• _What is required_: Print each line of the entries below character for character, omitting the pictures.

↓

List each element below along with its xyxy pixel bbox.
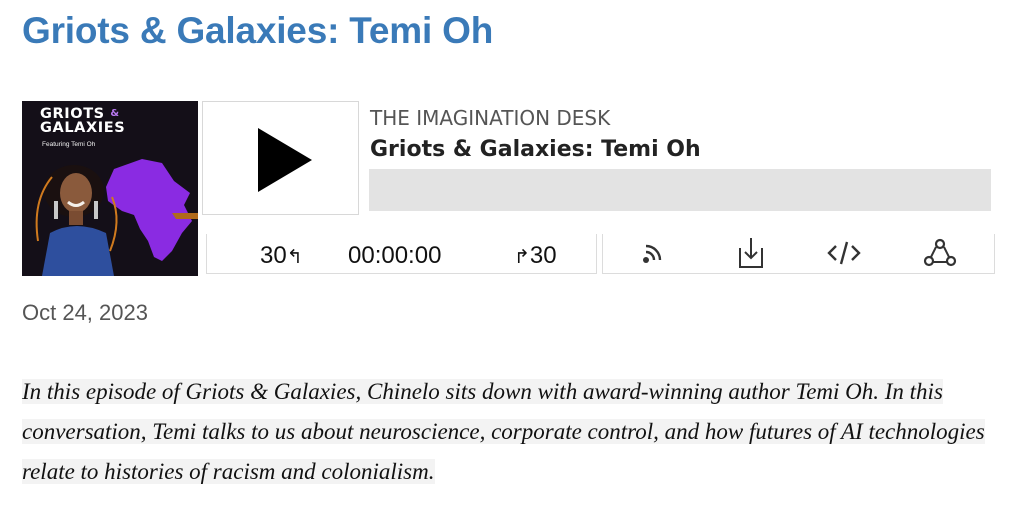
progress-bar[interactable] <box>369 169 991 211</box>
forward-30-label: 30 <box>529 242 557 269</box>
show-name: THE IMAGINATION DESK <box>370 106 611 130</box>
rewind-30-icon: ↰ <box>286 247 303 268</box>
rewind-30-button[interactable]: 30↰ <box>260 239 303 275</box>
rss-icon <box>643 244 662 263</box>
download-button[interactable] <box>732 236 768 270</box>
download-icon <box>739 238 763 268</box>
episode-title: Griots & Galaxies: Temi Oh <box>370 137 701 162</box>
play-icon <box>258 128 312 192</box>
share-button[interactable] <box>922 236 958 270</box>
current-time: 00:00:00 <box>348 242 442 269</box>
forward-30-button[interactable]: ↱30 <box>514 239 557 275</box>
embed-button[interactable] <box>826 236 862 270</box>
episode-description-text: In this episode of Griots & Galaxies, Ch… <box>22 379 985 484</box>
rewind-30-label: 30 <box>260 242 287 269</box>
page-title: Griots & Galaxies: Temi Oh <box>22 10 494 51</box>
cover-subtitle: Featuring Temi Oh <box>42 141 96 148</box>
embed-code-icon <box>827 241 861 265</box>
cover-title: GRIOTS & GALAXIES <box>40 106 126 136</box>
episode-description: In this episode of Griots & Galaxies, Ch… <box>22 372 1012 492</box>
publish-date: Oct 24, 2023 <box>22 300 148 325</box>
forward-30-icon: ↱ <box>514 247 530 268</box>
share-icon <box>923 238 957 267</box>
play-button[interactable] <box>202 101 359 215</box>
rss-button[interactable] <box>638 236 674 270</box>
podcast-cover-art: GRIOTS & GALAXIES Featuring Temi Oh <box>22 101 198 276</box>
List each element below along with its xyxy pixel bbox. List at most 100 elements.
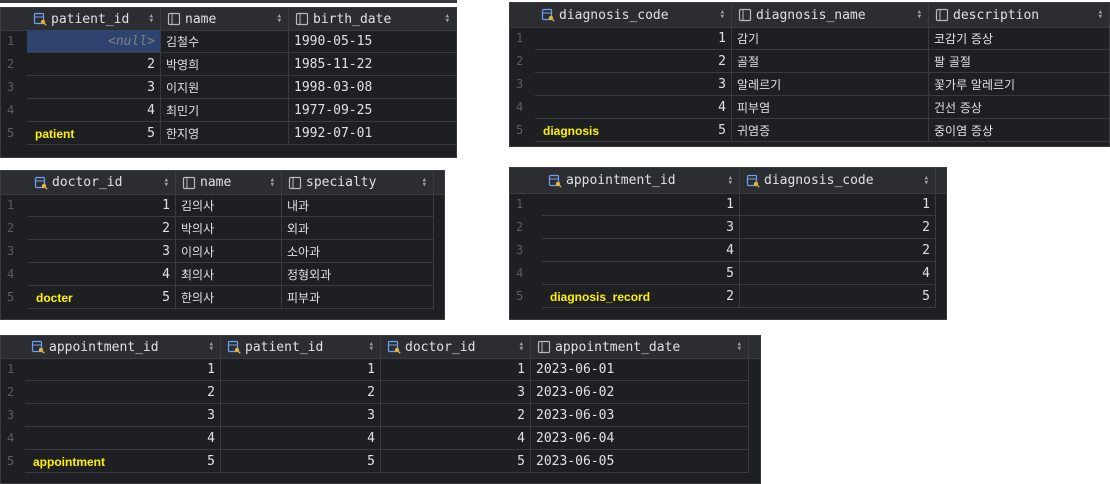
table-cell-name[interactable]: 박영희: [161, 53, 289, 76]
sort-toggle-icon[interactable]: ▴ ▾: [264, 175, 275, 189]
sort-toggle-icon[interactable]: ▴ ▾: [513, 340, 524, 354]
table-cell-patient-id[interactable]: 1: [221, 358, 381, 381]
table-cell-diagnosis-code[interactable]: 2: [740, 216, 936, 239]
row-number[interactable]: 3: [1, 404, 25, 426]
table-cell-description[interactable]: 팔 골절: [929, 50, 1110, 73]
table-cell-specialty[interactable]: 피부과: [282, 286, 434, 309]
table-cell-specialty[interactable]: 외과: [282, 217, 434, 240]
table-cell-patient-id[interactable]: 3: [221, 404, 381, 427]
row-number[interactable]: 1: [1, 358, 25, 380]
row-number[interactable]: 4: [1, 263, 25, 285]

↑

• _Solution to the exercise_:
List each element below along with its xyxy pixel bbox.
progress-bar[interactable] <box>369 169 991 211</box>
forward-30-label: 30 <box>529 242 557 269</box>
show-name: THE IMAGINATION DESK <box>370 106 611 130</box>
rewind-30-icon: ↰ <box>286 247 303 268</box>
rewind-30-button[interactable]: 30↰ <box>260 239 303 275</box>
rss-icon <box>643 244 662 263</box>
download-button[interactable] <box>732 236 768 270</box>
download-icon <box>739 238 763 268</box>
episode-title: Griots & Galaxies: Temi Oh <box>370 137 701 162</box>
play-icon <box>258 128 312 192</box>
share-button[interactable] <box>922 236 958 270</box>
current-time: 00:00:00 <box>348 242 442 269</box>
forward-30-button[interactable]: ↱30 <box>514 239 557 275</box>
embed-button[interactable] <box>826 236 862 270</box>
episode-description-text: In this episode of Griots & Galaxies, Ch… <box>22 379 985 484</box>
rewind-30-label: 30 <box>260 242 287 269</box>
page-title: Griots & Galaxies: Temi Oh <box>22 10 494 51</box>
cover-subtitle: Featuring Temi Oh <box>42 141 96 148</box>
embed-code-icon <box>827 241 861 265</box>
cover-title: GRIOTS & GALAXIES <box>40 106 126 136</box>
episode-description: In this episode of Griots & Galaxies, Ch… <box>22 372 1012 492</box>
publish-date: Oct 24, 2023 <box>22 300 148 325</box>
forward-30-icon: ↱ <box>514 247 530 268</box>
share-icon <box>923 238 957 267</box>
play-button[interactable] <box>202 101 359 215</box>
rss-button[interactable] <box>638 236 674 270</box>
podcast-cover-art: GRIOTS & GALAXIES Featuring Temi Oh <box>22 101 198 276</box>
List each element below along with its xyxy pixel bbox. List at most 100 elements.
table-cell-name[interactable]: 박영희: [161, 53, 289, 76]
sort-toggle-icon[interactable]: ▴ ▾: [264, 175, 275, 189]
sort-toggle-icon[interactable]: ▴ ▾: [513, 340, 524, 354]
table-cell-patient-id[interactable]: 1: [221, 358, 381, 381]
table-cell-diagnosis-code[interactable]: 2: [740, 216, 936, 239]
row-number[interactable]: 3: [1, 404, 25, 426]
table-cell-description[interactable]: 팔 골절: [929, 50, 1110, 73]
table-cell-specialty[interactable]: 피부과: [282, 286, 434, 309]
table-cell-specialty[interactable]: 외과: [282, 217, 434, 240]
table-cell-patient-id[interactable]: 3: [221, 404, 381, 427]
row-number[interactable]: 1: [1, 358, 25, 380]
row-number[interactable]: 4: [1, 263, 25, 285]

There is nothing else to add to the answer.